▶ [SET TASK]:
Skip the pictures and quote all of the lines exactly.

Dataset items
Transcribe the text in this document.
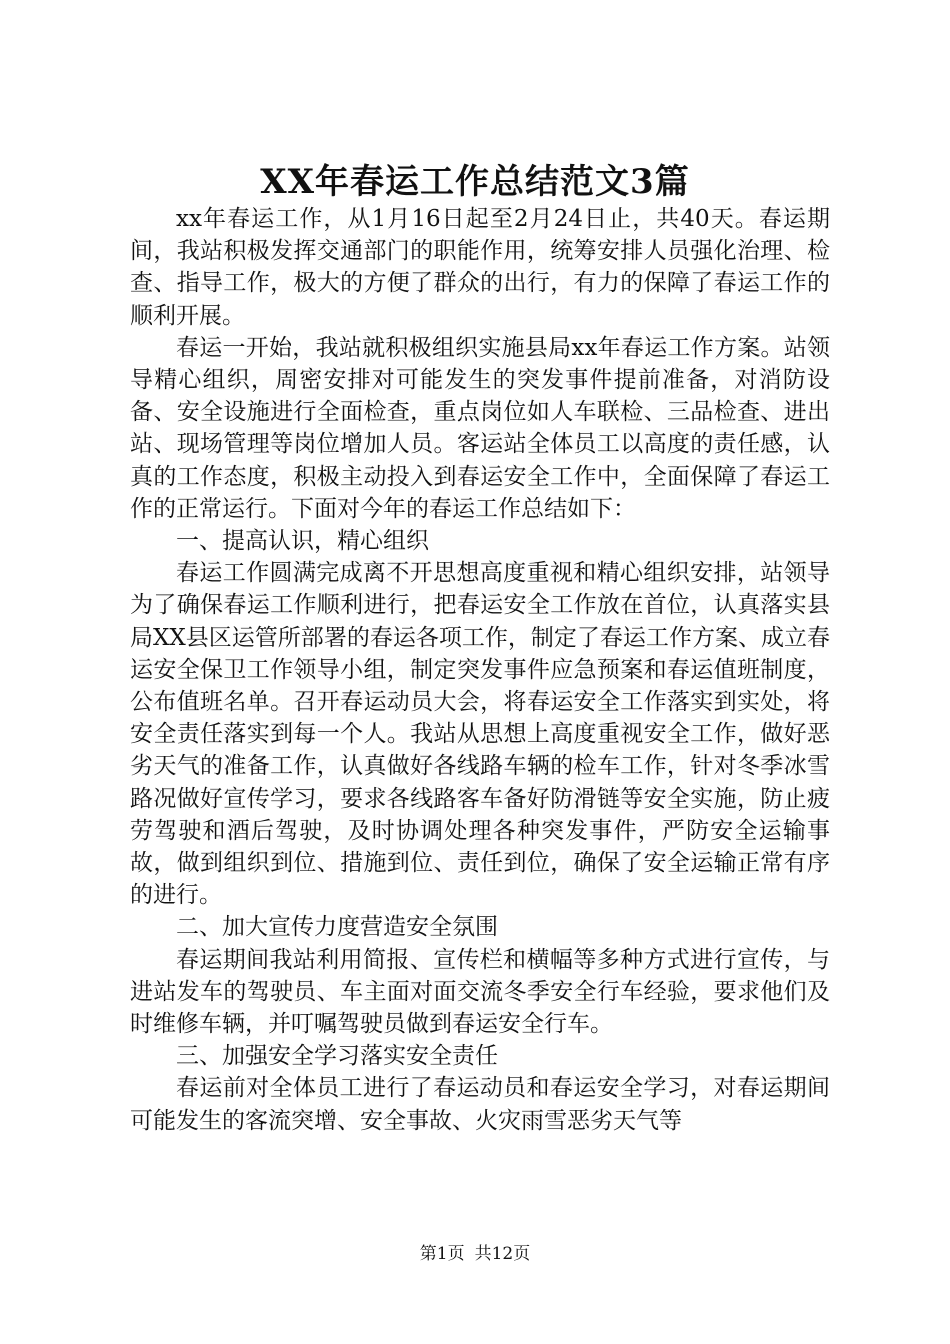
XX年春运工作总结范文3篇

xx年春运工作，从1月16日起至2月24日止，共40天。春运期间，我站积极发挥交通部门的职能作用，统筹安排人员强化治理、检查、指导工作，极大的方便了群众的出行，有力的保障了春运工作的顺利开展。

春运一开始，我站就积极组织实施县局xx年春运工作方案。站领导精心组织，周密安排对可能发生的突发事件提前准备，对消防设备、安全设施进行全面检查，重点岗位如人车联检、三品检查、进出站、现场管理等岗位增加人员。客运站全体员工以高度的责任感，认真的工作态度，积极主动投入到春运安全工作中，全面保障了春运工作的正常运行。下面对今年的春运工作总结如下：

一、提高认识，精心组织

春运工作圆满完成离不开思想高度重视和精心组织安排，站领导为了确保春运工作顺利进行，把春运安全工作放在首位，认真落实县局XX县区运管所部署的春运各项工作，制定了春运工作方案、成立春运安全保卫工作领导小组，制定突发事件应急预案和春运值班制度，公布值班名单。召开春运动员大会，将春运安全工作落实到实处，将安全责任落实到每一个人。我站从思想上高度重视安全工作，做好恶劣天气的准备工作，认真做好各线路车辆的检车工作，针对冬季冰雪路况做好宣传学习，要求各线路客车备好防滑链等安全实施，防止疲劳驾驶和酒后驾驶，及时协调处理各种突发事件，严防安全运输事故，做到组织到位、措施到位、责任到位，确保了安全运输正常有序的进行。

二、加大宣传力度营造安全氛围

春运期间我站利用简报、宣传栏和横幅等多种方式进行宣传，与进站发车的驾驶员、车主面对面交流冬季安全行车经验，要求他们及时维修车辆，并叮嘱驾驶员做到春运安全行车。

三、加强安全学习落实安全责任

春运前对全体员工进行了春运动员和春运安全学习，对春运期间可能发生的客流突增、安全事故、火灾雨雪恶劣天气等

第1页 共12页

▶ [OUTPUT]:
Transcribe the text in this document.
XX年春运工作总结范文3篇

xx年春运工作，从1月16日起至2月24日止，共40天。春运期间，我站积极发挥交通部门的职能作用，统筹安排人员强化治理、检查、指导工作，极大的方便了群众的出行，有力的保障了春运工作的顺利开展。

春运一开始，我站就积极组织实施县局xx年春运工作方案。站领导精心组织，周密安排对可能发生的突发事件提前准备，对消防设备、安全设施进行全面检查，重点岗位如人车联检、三品检查、进出站、现场管理等岗位增加人员。客运站全体员工以高度的责任感，认真的工作态度，积极主动投入到春运安全工作中，全面保障了春运工作的正常运行。下面对今年的春运工作总结如下：

一、提高认识，精心组织

春运工作圆满完成离不开思想高度重视和精心组织安排，站领导为了确保春运工作顺利进行，把春运安全工作放在首位，认真落实县局XX县区运管所部署的春运各项工作，制定了春运工作方案、成立春运安全保卫工作领导小组，制定突发事件应急预案和春运值班制度，公布值班名单。召开春运动员大会，将春运安全工作落实到实处，将安全责任落实到每一个人。我站从思想上高度重视安全工作，做好恶劣天气的准备工作，认真做好各线路车辆的检车工作，针对冬季冰雪路况做好宣传学习，要求各线路客车备好防滑链等安全实施，防止疲劳驾驶和酒后驾驶，及时协调处理各种突发事件，严防安全运输事故，做到组织到位、措施到位、责任到位，确保了安全运输正常有序的进行。

二、加大宣传力度营造安全氛围

春运期间我站利用简报、宣传栏和横幅等多种方式进行宣传，与进站发车的驾驶员、车主面对面交流冬季安全行车经验，要求他们及时维修车辆，并叮嘱驾驶员做到春运安全行车。

三、加强安全学习落实安全责任

春运前对全体员工进行了春运动员和春运安全学习，对春运期间可能发生的客流突增、安全事故、火灾雨雪恶劣天气等

第1页 共12页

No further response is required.